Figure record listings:
____________________
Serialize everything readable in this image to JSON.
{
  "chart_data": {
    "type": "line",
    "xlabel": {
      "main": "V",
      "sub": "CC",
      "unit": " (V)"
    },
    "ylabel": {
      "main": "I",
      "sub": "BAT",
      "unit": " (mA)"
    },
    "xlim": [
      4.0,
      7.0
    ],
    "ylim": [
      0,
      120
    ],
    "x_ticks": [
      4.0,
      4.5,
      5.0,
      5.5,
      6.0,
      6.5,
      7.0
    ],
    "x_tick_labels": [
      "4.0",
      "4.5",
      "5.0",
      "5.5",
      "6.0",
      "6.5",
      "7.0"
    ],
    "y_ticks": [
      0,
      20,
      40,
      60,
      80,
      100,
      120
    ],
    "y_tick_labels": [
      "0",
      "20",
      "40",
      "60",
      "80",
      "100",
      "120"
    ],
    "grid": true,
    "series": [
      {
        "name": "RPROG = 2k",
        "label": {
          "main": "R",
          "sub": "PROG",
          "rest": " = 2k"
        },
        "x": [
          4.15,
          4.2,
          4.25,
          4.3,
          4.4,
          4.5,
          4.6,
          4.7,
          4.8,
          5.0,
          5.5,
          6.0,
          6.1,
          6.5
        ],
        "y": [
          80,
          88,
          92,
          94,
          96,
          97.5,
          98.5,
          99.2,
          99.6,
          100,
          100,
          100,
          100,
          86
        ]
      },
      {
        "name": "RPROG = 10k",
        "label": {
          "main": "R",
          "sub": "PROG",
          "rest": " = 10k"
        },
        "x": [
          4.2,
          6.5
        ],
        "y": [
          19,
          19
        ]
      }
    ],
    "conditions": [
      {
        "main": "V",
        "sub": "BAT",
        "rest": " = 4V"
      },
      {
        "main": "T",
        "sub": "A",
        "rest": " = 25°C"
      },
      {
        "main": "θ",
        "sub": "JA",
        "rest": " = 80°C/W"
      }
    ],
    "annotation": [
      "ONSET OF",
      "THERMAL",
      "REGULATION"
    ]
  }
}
____________________
PROBLEM DETAILS
The entries above must be returned in full, exactly as shown.

WRITTEN ANSWER
Serialize everything readable in this image to JSON.
{
  "chart_data": {
    "type": "line",
    "xlabel": {
      "main": "V",
      "sub": "CC",
      "unit": " (V)"
    },
    "ylabel": {
      "main": "I",
      "sub": "BAT",
      "unit": " (mA)"
    },
    "xlim": [
      4.0,
      7.0
    ],
    "ylim": [
      0,
      120
    ],
    "x_ticks": [
      4.0,
      4.5,
      5.0,
      5.5,
      6.0,
      6.5,
      7.0
    ],
    "x_tick_labels": [
      "4.0",
      "4.5",
      "5.0",
      "5.5",
      "6.0",
      "6.5",
      "7.0"
    ],
    "y_ticks": [
      0,
      20,
      40,
      60,
      80,
      100,
      120
    ],
    "y_tick_labels": [
      "0",
      "20",
      "40",
      "60",
      "80",
      "100",
      "120"
    ],
    "grid": true,
    "series": [
      {
        "name": "RPROG = 2k",
        "label": {
          "main": "R",
          "sub": "PROG",
          "rest": " = 2k"
        },
        "x": [
          4.15,
          4.2,
          4.25,
          4.3,
          4.4,
          4.5,
          4.6,
          4.7,
          4.8,
          5.0,
          5.5,
          6.0,
          6.1,
          6.5
        ],
        "y": [
          80,
          88,
          92,
          94,
          96,
          97.5,
          98.5,
          99.2,
          99.6,
          100,
          100,
          100,
          100,
          86
        ]
      },
      {
        "name": "RPROG = 10k",
        "label": {
          "main": "R",
          "sub": "PROG",
          "rest": " = 10k"
        },
        "x": [
          4.2,
          6.5
        ],
        "y": [
          19,
          19
        ]
      }
    ],
    "conditions": [
      {
        "main": "V",
        "sub": "BAT",
        "rest": " = 4V"
      },
      {
        "main": "T",
        "sub": "A",
        "rest": " = 25°C"
      },
      {
        "main": "θ",
        "sub": "JA",
        "rest": " = 80°C/W"
      }
    ],
    "annotation": [
      "ONSET OF",
      "THERMAL",
      "REGULATION"
    ]
  }
}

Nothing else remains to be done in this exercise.